──────── RECORDS PROVIDED
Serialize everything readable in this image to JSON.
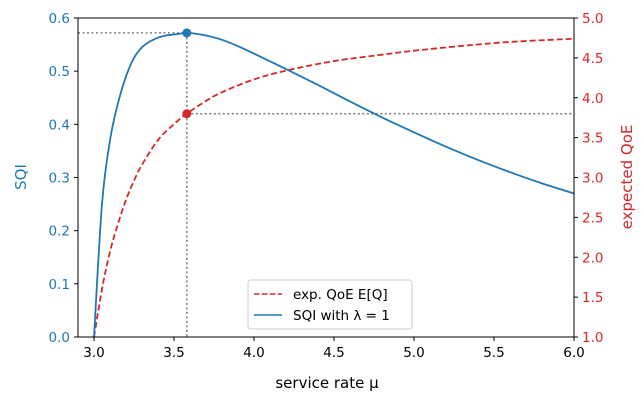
{
  "chart_data": {
    "type": "line",
    "xlabel": "service rate μ",
    "ylabel_left": "SQI",
    "ylabel_right": "expected QoE",
    "xlim": [
      2.9,
      6.0
    ],
    "ylim_left": [
      0.0,
      0.6
    ],
    "ylim_right": [
      1.0,
      5.0
    ],
    "x_ticks": [
      "3.0",
      "3.5",
      "4.0",
      "4.5",
      "5.0",
      "5.5",
      "6.0"
    ],
    "y_left_ticks": [
      "0.0",
      "0.1",
      "0.2",
      "0.3",
      "0.4",
      "0.5",
      "0.6"
    ],
    "y_right_ticks": [
      "1.0",
      "1.5",
      "2.0",
      "2.5",
      "3.0",
      "3.5",
      "4.0",
      "4.5",
      "5.0"
    ],
    "colors": {
      "sqi": "#1f77b4",
      "qoe": "#d62728",
      "marker_line": "#808080"
    },
    "grid": false,
    "legend_position": "bottom-center",
    "series": [
      {
        "name": "exp. QoE E[Q]",
        "axis": "right",
        "style": "dashed",
        "x": [
          3.0,
          3.05,
          3.1,
          3.15,
          3.2,
          3.25,
          3.3,
          3.4,
          3.5,
          3.58,
          3.7,
          3.8,
          4.0,
          4.2,
          4.5,
          4.8,
          5.0,
          5.3,
          5.6,
          6.0
        ],
        "values": [
          1.0,
          1.6,
          2.07,
          2.42,
          2.72,
          2.96,
          3.16,
          3.47,
          3.67,
          3.8,
          3.96,
          4.07,
          4.23,
          4.34,
          4.46,
          4.54,
          4.59,
          4.65,
          4.7,
          4.74
        ]
      },
      {
        "name": "SQI with λ = 1",
        "axis": "left",
        "style": "solid",
        "x": [
          3.0,
          3.05,
          3.1,
          3.15,
          3.2,
          3.25,
          3.3,
          3.35,
          3.4,
          3.45,
          3.5,
          3.55,
          3.58,
          3.6,
          3.7,
          3.8,
          3.9,
          4.0,
          4.2,
          4.4,
          4.6,
          4.8,
          5.0,
          5.2,
          5.4,
          5.6,
          5.8,
          6.0
        ],
        "values": [
          0.0,
          0.25,
          0.37,
          0.44,
          0.49,
          0.525,
          0.545,
          0.556,
          0.563,
          0.567,
          0.569,
          0.571,
          0.572,
          0.572,
          0.567,
          0.559,
          0.547,
          0.533,
          0.504,
          0.474,
          0.443,
          0.413,
          0.385,
          0.358,
          0.333,
          0.31,
          0.289,
          0.27
        ]
      }
    ],
    "optimum": {
      "x": 3.58,
      "sqi": 0.572,
      "qoe": 3.8
    }
  }
}
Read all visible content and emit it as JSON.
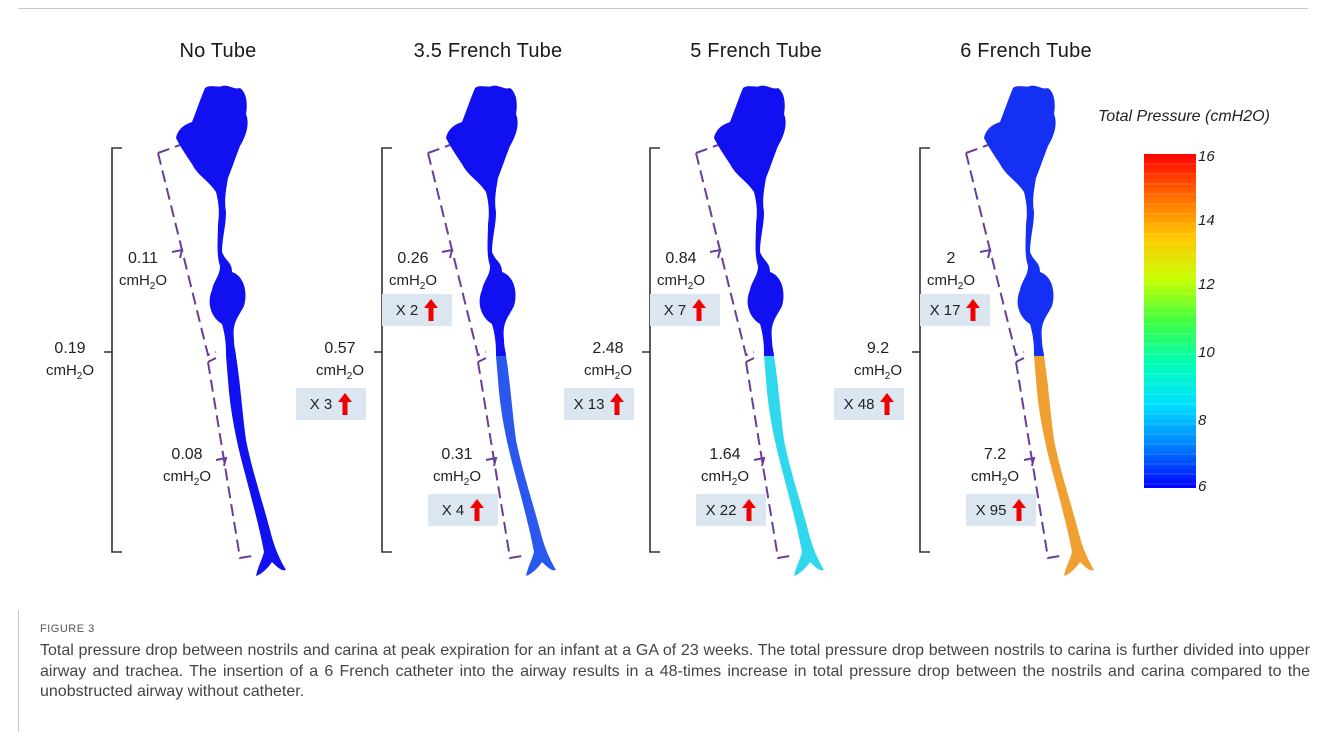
────────────────
» WHAT TO DO
Without the pictures, retype the whole of the material above exactly.

» IN RESPONSE
Serialize everything readable in this image to JSON.
{
  "chart_data": {
    "type": "line",
    "xlabel": "service rate μ",
    "ylabel_left": "SQI",
    "ylabel_right": "expected QoE",
    "xlim": [
      2.9,
      6.0
    ],
    "ylim_left": [
      0.0,
      0.6
    ],
    "ylim_right": [
      1.0,
      5.0
    ],
    "x_ticks": [
      "3.0",
      "3.5",
      "4.0",
      "4.5",
      "5.0",
      "5.5",
      "6.0"
    ],
    "y_left_ticks": [
      "0.0",
      "0.1",
      "0.2",
      "0.3",
      "0.4",
      "0.5",
      "0.6"
    ],
    "y_right_ticks": [
      "1.0",
      "1.5",
      "2.0",
      "2.5",
      "3.0",
      "3.5",
      "4.0",
      "4.5",
      "5.0"
    ],
    "colors": {
      "sqi": "#1f77b4",
      "qoe": "#d62728",
      "marker_line": "#808080"
    },
    "grid": false,
    "legend_position": "bottom-center",
    "series": [
      {
        "name": "exp. QoE E[Q]",
        "axis": "right",
        "style": "dashed",
        "x": [
          3.0,
          3.05,
          3.1,
          3.15,
          3.2,
          3.25,
          3.3,
          3.4,
          3.5,
          3.58,
          3.7,
          3.8,
          4.0,
          4.2,
          4.5,
          4.8,
          5.0,
          5.3,
          5.6,
          6.0
        ],
        "values": [
          1.0,
          1.6,
          2.07,
          2.42,
          2.72,
          2.96,
          3.16,
          3.47,
          3.67,
          3.8,
          3.96,
          4.07,
          4.23,
          4.34,
          4.46,
          4.54,
          4.59,
          4.65,
          4.7,
          4.74
        ]
      },
      {
        "name": "SQI with λ = 1",
        "axis": "left",
        "style": "solid",
        "x": [
          3.0,
          3.05,
          3.1,
          3.15,
          3.2,
          3.25,
          3.3,
          3.35,
          3.4,
          3.45,
          3.5,
          3.55,
          3.58,
          3.6,
          3.7,
          3.8,
          3.9,
          4.0,
          4.2,
          4.4,
          4.6,
          4.8,
          5.0,
          5.2,
          5.4,
          5.6,
          5.8,
          6.0
        ],
        "values": [
          0.0,
          0.25,
          0.37,
          0.44,
          0.49,
          0.525,
          0.545,
          0.556,
          0.563,
          0.567,
          0.569,
          0.571,
          0.572,
          0.572,
          0.567,
          0.559,
          0.547,
          0.533,
          0.504,
          0.474,
          0.443,
          0.413,
          0.385,
          0.358,
          0.333,
          0.31,
          0.289,
          0.27
        ]
      }
    ],
    "optimum": {
      "x": 3.58,
      "sqi": 0.572,
      "qoe": 3.8
    }
  }
}
Read all visible content and emit it as JSON.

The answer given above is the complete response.